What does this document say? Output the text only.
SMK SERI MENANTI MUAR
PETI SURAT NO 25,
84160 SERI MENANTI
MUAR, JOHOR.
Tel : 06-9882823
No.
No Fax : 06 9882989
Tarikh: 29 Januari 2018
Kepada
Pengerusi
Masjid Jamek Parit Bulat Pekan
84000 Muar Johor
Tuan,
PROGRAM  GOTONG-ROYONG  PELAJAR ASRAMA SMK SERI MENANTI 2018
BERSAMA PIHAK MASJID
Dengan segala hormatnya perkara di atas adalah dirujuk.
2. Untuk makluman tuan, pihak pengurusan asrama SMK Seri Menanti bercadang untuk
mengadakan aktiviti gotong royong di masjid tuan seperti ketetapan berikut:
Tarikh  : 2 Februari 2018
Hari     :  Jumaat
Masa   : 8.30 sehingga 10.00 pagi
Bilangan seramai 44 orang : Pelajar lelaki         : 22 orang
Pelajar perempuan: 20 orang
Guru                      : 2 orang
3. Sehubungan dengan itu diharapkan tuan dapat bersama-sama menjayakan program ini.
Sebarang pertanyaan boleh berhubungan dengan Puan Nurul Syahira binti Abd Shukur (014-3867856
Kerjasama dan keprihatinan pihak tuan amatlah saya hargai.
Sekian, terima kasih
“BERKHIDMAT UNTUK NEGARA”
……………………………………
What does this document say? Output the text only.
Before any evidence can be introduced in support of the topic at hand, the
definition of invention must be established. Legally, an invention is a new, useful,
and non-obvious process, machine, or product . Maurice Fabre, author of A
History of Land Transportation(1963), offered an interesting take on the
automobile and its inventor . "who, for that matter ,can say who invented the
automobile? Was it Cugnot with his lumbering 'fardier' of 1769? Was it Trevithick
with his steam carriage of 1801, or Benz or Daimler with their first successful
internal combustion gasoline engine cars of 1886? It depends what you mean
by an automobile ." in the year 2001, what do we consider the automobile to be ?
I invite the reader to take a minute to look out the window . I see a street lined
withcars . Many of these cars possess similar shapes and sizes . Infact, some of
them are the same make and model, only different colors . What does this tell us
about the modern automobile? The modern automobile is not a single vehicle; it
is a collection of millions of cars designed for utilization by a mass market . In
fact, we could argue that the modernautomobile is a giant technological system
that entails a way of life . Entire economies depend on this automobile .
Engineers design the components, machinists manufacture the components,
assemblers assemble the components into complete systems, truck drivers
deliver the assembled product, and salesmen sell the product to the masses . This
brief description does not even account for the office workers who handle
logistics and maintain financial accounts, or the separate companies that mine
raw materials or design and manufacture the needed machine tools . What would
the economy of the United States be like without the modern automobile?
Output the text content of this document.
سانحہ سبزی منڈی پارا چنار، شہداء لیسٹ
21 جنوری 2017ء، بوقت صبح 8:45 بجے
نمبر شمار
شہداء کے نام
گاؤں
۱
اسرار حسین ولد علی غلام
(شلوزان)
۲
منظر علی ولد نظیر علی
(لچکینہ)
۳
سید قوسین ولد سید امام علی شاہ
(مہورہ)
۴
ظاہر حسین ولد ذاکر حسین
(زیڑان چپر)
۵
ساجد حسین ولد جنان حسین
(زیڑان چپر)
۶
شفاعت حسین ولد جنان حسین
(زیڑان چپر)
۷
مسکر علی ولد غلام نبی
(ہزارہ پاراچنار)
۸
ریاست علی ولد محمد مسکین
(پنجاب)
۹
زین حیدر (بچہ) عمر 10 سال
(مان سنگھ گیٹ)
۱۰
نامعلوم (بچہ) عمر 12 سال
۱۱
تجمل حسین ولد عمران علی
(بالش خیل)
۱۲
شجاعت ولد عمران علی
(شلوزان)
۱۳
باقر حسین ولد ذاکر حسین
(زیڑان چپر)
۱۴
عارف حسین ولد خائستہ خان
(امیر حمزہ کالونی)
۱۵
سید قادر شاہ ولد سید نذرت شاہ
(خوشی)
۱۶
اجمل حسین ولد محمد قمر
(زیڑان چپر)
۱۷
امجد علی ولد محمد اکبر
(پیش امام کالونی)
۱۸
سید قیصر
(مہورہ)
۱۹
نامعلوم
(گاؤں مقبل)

- **Goal of the exercise**:
Copy out all of the records shown above exactly.

- **The completed task**:
What does this document say? Output the text only.
SMK SERI MENANTI MUAR
PETI SURAT NO 25,
84160 SERI MENANTI
MUAR, JOHOR.
Tel : 06-9882823
No.
No Fax : 06 9882989
Tarikh: 29 Januari 2018
Kepada
Pengerusi
Masjid Jamek Parit Bulat Pekan
84000 Muar Johor
Tuan,
PROGRAM  GOTONG-ROYONG  PELAJAR ASRAMA SMK SERI MENANTI 2018
BERSAMA PIHAK MASJID
Dengan segala hormatnya perkara di atas adalah dirujuk.
2. Untuk makluman tuan, pihak pengurusan asrama SMK Seri Menanti bercadang untuk
mengadakan aktiviti gotong royong di masjid tuan seperti ketetapan berikut:
Tarikh  : 2 Februari 2018
Hari     :  Jumaat
Masa   : 8.30 sehingga 10.00 pagi
Bilangan seramai 44 orang : Pelajar lelaki         : 22 orang
Pelajar perempuan: 20 orang
Guru                      : 2 orang
3. Sehubungan dengan itu diharapkan tuan dapat bersama-sama menjayakan program ini.
Sebarang pertanyaan boleh berhubungan dengan Puan Nurul Syahira binti Abd Shukur (014-3867856
Kerjasama dan keprihatinan pihak tuan amatlah saya hargai.
Sekian, terima kasih
“BERKHIDMAT UNTUK NEGARA”
……………………………………
What does this document say? Output the text only.
Before any evidence can be introduced in support of the topic at hand, the
definition of invention must be established. Legally, an invention is a new, useful,
and non-obvious process, machine, or product . Maurice Fabre, author of A
History of Land Transportation(1963), offered an interesting take on the
automobile and its inventor . "who, for that matter ,can say who invented the
automobile? Was it Cugnot with his lumbering 'fardier' of 1769? Was it Trevithick
with his steam carriage of 1801, or Benz or Daimler with their first successful
internal combustion gasoline engine cars of 1886? It depends what you mean
by an automobile ." in the year 2001, what do we consider the automobile to be ?
I invite the reader to take a minute to look out the window . I see a street lined
withcars . Many of these cars possess similar shapes and sizes . Infact, some of
them are the same make and model, only different colors . What does this tell us
about the modern automobile? The modern automobile is not a single vehicle; it
is a collection of millions of cars designed for utilization by a mass market . In
fact, we could argue that the modernautomobile is a giant technological system
that entails a way of life . Entire economies depend on this automobile .
Engineers design the components, machinists manufacture the components,
assemblers assemble the components into complete systems, truck drivers
deliver the assembled product, and salesmen sell the product to the masses . This
brief description does not even account for the office workers who handle
logistics and maintain financial accounts, or the separate companies that mine
raw materials or design and manufacture the needed machine tools . What would
the economy of the United States be like without the modern automobile?
Output the text content of this document.
سانحہ سبزی منڈی پارا چنار، شہداء لیسٹ
21 جنوری 2017ء، بوقت صبح 8:45 بجے
نمبر شمار
شہداء کے نام
گاؤں
۱
اسرار حسین ولد علی غلام
(شلوزان)
۲
منظر علی ولد نظیر علی
(لچکینہ)
۳
سید قوسین ولد سید امام علی شاہ
(مہورہ)
۴
ظاہر حسین ولد ذاکر حسین
(زیڑان چپر)
۵
ساجد حسین ولد جنان حسین
(زیڑان چپر)
۶
شفاعت حسین ولد جنان حسین
(زیڑان چپر)
۷
مسکر علی ولد غلام نبی
(ہزارہ پاراچنار)
۸
ریاست علی ولد محمد مسکین
(پنجاب)
۹
زین حیدر (بچہ) عمر 10 سال
(مان سنگھ گیٹ)
۱۰
نامعلوم (بچہ) عمر 12 سال
۱۱
تجمل حسین ولد عمران علی
(بالش خیل)
۱۲
شجاعت ولد عمران علی
(شلوزان)
۱۳
باقر حسین ولد ذاکر حسین
(زیڑان چپر)
۱۴
عارف حسین ولد خائستہ خان
(امیر حمزہ کالونی)
۱۵
سید قادر شاہ ولد سید نذرت شاہ
(خوشی)
۱۶
اجمل حسین ولد محمد قمر
(زیڑان چپر)
۱۷
امجد علی ولد محمد اکبر
(پیش امام کالونی)
۱۸
سید قیصر
(مہورہ)
۱۹
نامعلوم
(گاؤں مقبل)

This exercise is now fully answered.